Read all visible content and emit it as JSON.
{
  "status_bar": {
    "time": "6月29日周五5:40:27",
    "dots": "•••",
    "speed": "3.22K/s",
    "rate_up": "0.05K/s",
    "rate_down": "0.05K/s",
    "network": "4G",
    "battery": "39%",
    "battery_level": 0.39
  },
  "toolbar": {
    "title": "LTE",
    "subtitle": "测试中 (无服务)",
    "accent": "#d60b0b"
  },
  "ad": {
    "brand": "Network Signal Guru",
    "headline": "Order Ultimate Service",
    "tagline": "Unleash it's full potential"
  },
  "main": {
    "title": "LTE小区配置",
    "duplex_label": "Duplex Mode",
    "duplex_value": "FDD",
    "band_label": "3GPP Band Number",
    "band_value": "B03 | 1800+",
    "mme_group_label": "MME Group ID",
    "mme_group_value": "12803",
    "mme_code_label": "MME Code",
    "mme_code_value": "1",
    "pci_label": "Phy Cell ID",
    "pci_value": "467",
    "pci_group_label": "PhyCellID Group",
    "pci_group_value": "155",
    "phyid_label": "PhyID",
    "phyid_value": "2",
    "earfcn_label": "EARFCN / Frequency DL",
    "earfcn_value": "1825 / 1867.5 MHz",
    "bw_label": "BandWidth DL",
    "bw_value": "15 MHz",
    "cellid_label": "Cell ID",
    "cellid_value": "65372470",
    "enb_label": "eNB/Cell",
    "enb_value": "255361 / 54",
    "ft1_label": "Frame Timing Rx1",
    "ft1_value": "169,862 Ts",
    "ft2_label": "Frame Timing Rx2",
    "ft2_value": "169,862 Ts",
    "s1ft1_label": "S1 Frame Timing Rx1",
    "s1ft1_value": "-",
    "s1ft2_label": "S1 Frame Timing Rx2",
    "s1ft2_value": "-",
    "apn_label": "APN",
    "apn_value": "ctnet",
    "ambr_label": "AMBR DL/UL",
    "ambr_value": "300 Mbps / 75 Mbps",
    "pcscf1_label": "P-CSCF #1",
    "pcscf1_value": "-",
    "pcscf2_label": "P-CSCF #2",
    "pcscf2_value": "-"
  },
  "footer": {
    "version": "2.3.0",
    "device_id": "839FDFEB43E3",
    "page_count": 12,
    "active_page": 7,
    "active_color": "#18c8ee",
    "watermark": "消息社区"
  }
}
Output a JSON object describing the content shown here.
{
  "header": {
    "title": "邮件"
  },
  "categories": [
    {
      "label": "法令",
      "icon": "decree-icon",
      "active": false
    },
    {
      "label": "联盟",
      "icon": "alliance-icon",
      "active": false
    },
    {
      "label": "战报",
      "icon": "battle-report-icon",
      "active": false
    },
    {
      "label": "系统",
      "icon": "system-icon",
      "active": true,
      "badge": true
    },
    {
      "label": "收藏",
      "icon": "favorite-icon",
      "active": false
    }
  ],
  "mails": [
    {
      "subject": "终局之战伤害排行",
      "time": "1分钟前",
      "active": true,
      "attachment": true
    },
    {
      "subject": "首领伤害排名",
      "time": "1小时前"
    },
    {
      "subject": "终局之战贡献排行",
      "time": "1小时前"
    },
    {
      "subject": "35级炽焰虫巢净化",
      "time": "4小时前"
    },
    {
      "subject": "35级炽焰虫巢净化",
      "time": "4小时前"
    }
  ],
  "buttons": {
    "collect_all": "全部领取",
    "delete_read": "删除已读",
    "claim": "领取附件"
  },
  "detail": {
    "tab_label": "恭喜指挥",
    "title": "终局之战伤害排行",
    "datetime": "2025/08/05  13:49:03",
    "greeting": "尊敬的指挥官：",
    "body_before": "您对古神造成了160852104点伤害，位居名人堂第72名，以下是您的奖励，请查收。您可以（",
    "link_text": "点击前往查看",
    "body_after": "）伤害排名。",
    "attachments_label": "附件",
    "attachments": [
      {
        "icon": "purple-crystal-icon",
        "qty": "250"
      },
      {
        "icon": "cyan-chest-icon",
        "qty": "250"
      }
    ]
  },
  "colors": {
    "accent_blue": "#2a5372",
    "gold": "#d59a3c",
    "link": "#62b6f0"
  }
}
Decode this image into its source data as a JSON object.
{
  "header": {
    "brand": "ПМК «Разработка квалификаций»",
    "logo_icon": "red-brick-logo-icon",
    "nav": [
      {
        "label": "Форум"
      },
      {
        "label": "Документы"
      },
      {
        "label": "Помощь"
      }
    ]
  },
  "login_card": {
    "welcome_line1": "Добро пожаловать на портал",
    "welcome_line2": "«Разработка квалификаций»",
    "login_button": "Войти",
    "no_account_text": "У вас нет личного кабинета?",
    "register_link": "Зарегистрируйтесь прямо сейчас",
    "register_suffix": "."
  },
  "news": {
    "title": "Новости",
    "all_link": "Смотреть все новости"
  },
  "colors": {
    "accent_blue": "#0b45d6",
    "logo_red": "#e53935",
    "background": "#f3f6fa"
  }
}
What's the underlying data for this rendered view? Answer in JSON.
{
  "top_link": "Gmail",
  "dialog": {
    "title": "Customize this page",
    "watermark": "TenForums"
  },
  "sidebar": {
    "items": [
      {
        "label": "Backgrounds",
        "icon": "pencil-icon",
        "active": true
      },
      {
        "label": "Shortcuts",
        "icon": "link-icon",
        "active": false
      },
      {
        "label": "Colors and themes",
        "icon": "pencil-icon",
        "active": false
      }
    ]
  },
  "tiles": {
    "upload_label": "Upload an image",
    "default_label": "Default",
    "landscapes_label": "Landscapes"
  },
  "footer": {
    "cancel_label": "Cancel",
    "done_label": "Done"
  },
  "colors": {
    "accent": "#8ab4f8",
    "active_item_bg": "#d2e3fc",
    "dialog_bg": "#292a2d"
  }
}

-*-

**What to do:** Output only the lines running from the line with "What's the underlying" through the final line of the data, inclusive.

**Exercise response:**
What's the underlying data for this rendered view? Answer in JSON.
{
  "top_link": "Gmail",
  "dialog": {
    "title": "Customize this page",
    "watermark": "TenForums"
  },
  "sidebar": {
    "items": [
      {
        "label": "Backgrounds",
        "icon": "pencil-icon",
        "active": true
      },
      {
        "label": "Shortcuts",
        "icon": "link-icon",
        "active": false
      },
      {
        "label": "Colors and themes",
        "icon": "pencil-icon",
        "active": false
      }
    ]
  },
  "tiles": {
    "upload_label": "Upload an image",
    "default_label": "Default",
    "landscapes_label": "Landscapes"
  },
  "footer": {
    "cancel_label": "Cancel",
    "done_label": "Done"
  },
  "colors": {
    "accent": "#8ab4f8",
    "active_item_bg": "#d2e3fc",
    "dialog_bg": "#292a2d"
  }
}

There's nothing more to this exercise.